*STATED PROBLEM*.
Repeat the material below exactly, with no pictures.

»»

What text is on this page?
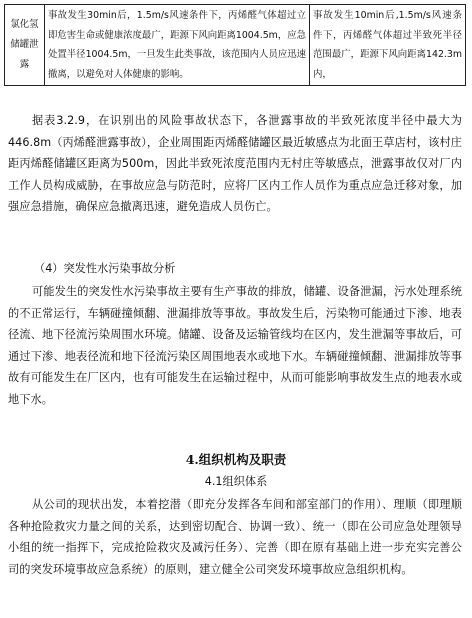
氯化氢储罐泄露	事故发生30min后，1.5m/s风速条件下，丙烯醛气体超过立即危害生命或健康浓度最广，距源下风向距离1004.5m，应急处置半径1004.5m，一旦发生此类事故，该范围内人员应迅速撤离，以避免对人体健康的影响。	事故发生10min后,1.5m/s风速条件下，丙烯醛气体超过半致死半径范围最广，距源下风向距离142.3m内，
据表3.2.9，在识别出的风险事故状态下，各泄露事故的半致死浓度半径中最大为446.8m（丙烯醛泄露事故），企业周围距丙烯醛储罐区最近敏感点为北面王草店村，该村庄距丙烯醛储罐区距离为500m，因此半致死浓度范围内无村庄等敏感点，泄露事故仅对厂内工作人员构成威胁，在事故应急与防范时，应将厂区内工作人员作为重点应急迁移对象，加强应急措施，确保应急撤离迅速，避免造成人员伤亡。
（4）突发性水污染事故分析
可能发生的突发性水污染事故主要有生产事故的排放，储罐、设备泄漏，污水处理系统的不正常运行，车辆碰撞倾翻、泄漏排放等事故。事故发生后，污染物可能通过下渗、地表径流、地下径流污染周围水环境。储罐、设备及运输管线均在区内，发生泄漏等事故后，可通过下渗、地表径流和地下径流污染区周围地表水或地下水。车辆碰撞倾翻、泄漏排放等事故有可能发生在厂区内，也有可能发生在运输过程中，从而可能影响事故发生点的地表水或地下水。
4.组织机构及职责
4.1组织体系
从公司的现状出发，本着挖潜（即充分发挥各车间和部室部门的作用）、理顺（即理顺各种抢险救灾力量之间的关系，达到密切配合、协调一致）、统一（即在公司应急处理领导小组的统一指挥下，完成抢险救灾及减污任务）、完善（即在原有基础上进一步充实完善公司的突发环境事故应急系统）的原则，建立健全公司突发环境事故应急组织机构。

««

*SOLUTION*.
What text is on this page?
氯化氢储罐泄露	事故发生30min后，1.5m/s风速条件下，丙烯醛气体超过立即危害生命或健康浓度最广，距源下风向距离1004.5m，应急处置半径1004.5m，一旦发生此类事故，该范围内人员应迅速撤离，以避免对人体健康的影响。	事故发生10min后,1.5m/s风速条件下，丙烯醛气体超过半致死半径范围最广，距源下风向距离142.3m内，
据表3.2.9，在识别出的风险事故状态下，各泄露事故的半致死浓度半径中最大为446.8m（丙烯醛泄露事故），企业周围距丙烯醛储罐区最近敏感点为北面王草店村，该村庄距丙烯醛储罐区距离为500m，因此半致死浓度范围内无村庄等敏感点，泄露事故仅对厂内工作人员构成威胁，在事故应急与防范时，应将厂区内工作人员作为重点应急迁移对象，加强应急措施，确保应急撤离迅速，避免造成人员伤亡。
（4）突发性水污染事故分析
可能发生的突发性水污染事故主要有生产事故的排放，储罐、设备泄漏，污水处理系统的不正常运行，车辆碰撞倾翻、泄漏排放等事故。事故发生后，污染物可能通过下渗、地表径流、地下径流污染周围水环境。储罐、设备及运输管线均在区内，发生泄漏等事故后，可通过下渗、地表径流和地下径流污染区周围地表水或地下水。车辆碰撞倾翻、泄漏排放等事故有可能发生在厂区内，也有可能发生在运输过程中，从而可能影响事故发生点的地表水或地下水。
4.组织机构及职责
4.1组织体系
从公司的现状出发，本着挖潜（即充分发挥各车间和部室部门的作用）、理顺（即理顺各种抢险救灾力量之间的关系，达到密切配合、协调一致）、统一（即在公司应急处理领导小组的统一指挥下，完成抢险救灾及减污任务）、完善（即在原有基础上进一步充实完善公司的突发环境事故应急系统）的原则，建立健全公司突发环境事故应急组织机构。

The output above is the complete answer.